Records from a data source
*-*-*

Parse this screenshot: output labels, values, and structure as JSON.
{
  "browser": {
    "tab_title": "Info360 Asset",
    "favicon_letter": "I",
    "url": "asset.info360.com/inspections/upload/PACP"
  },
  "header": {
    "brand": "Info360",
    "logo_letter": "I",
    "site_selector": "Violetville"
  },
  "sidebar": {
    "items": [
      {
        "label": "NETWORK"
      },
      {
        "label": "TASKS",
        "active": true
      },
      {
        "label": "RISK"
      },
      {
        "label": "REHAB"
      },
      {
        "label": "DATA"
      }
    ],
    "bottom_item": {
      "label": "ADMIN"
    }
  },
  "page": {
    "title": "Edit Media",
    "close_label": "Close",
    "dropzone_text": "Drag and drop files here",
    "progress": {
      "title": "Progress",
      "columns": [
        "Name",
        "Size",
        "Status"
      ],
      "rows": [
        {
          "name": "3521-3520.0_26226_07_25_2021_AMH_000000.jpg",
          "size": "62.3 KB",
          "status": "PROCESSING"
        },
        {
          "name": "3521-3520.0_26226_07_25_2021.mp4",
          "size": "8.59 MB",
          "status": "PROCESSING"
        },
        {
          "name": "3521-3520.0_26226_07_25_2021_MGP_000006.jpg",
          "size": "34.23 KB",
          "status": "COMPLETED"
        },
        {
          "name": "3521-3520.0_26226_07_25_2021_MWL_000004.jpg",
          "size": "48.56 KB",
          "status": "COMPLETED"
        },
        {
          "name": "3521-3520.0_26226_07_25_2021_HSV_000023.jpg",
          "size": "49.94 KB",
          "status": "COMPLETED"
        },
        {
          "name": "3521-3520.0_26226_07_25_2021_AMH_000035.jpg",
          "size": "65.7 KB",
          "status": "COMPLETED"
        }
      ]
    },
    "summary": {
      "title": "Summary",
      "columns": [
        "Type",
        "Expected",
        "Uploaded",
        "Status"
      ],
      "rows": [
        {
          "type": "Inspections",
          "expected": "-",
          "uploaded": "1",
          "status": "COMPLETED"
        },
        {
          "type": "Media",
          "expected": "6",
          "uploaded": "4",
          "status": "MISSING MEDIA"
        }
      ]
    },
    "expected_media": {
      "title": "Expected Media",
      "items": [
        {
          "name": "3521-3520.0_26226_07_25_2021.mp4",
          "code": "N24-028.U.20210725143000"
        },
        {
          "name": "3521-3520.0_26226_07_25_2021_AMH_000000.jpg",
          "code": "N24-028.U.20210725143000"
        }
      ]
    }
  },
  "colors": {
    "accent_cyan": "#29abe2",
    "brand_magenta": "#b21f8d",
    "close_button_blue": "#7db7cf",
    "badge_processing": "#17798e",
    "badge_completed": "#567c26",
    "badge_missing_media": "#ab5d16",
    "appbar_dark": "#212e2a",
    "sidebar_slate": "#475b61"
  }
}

*-*-*

• [Task goal]:
Write out the entire listing exactly.

• [Output of the task]:
Parse this screenshot: output labels, values, and structure as JSON.
{
  "browser": {
    "tab_title": "Info360 Asset",
    "favicon_letter": "I",
    "url": "asset.info360.com/inspections/upload/PACP"
  },
  "header": {
    "brand": "Info360",
    "logo_letter": "I",
    "site_selector": "Violetville"
  },
  "sidebar": {
    "items": [
      {
        "label": "NETWORK"
      },
      {
        "label": "TASKS",
        "active": true
      },
      {
        "label": "RISK"
      },
      {
        "label": "REHAB"
      },
      {
        "label": "DATA"
      }
    ],
    "bottom_item": {
      "label": "ADMIN"
    }
  },
  "page": {
    "title": "Edit Media",
    "close_label": "Close",
    "dropzone_text": "Drag and drop files here",
    "progress": {
      "title": "Progress",
      "columns": [
        "Name",
        "Size",
        "Status"
      ],
      "rows": [
        {
          "name": "3521-3520.0_26226_07_25_2021_AMH_000000.jpg",
          "size": "62.3 KB",
          "status": "PROCESSING"
        },
        {
          "name": "3521-3520.0_26226_07_25_2021.mp4",
          "size": "8.59 MB",
          "status": "PROCESSING"
        },
        {
          "name": "3521-3520.0_26226_07_25_2021_MGP_000006.jpg",
          "size": "34.23 KB",
          "status": "COMPLETED"
        },
        {
          "name": "3521-3520.0_26226_07_25_2021_MWL_000004.jpg",
          "size": "48.56 KB",
          "status": "COMPLETED"
        },
        {
          "name": "3521-3520.0_26226_07_25_2021_HSV_000023.jpg",
          "size": "49.94 KB",
          "status": "COMPLETED"
        },
        {
          "name": "3521-3520.0_26226_07_25_2021_AMH_000035.jpg",
          "size": "65.7 KB",
          "status": "COMPLETED"
        }
      ]
    },
    "summary": {
      "title": "Summary",
      "columns": [
        "Type",
        "Expected",
        "Uploaded",
        "Status"
      ],
      "rows": [
        {
          "type": "Inspections",
          "expected": "-",
          "uploaded": "1",
          "status": "COMPLETED"
        },
        {
          "type": "Media",
          "expected": "6",
          "uploaded": "4",
          "status": "MISSING MEDIA"
        }
      ]
    },
    "expected_media": {
      "title": "Expected Media",
      "items": [
        {
          "name": "3521-3520.0_26226_07_25_2021.mp4",
          "code": "N24-028.U.20210725143000"
        },
        {
          "name": "3521-3520.0_26226_07_25_2021_AMH_000000.jpg",
          "code": "N24-028.U.20210725143000"
        }
      ]
    }
  },
  "colors": {
    "accent_cyan": "#29abe2",
    "brand_magenta": "#b21f8d",
    "close_button_blue": "#7db7cf",
    "badge_processing": "#17798e",
    "badge_completed": "#567c26",
    "badge_missing_media": "#ab5d16",
    "appbar_dark": "#212e2a",
    "sidebar_slate": "#475b61"
  }
}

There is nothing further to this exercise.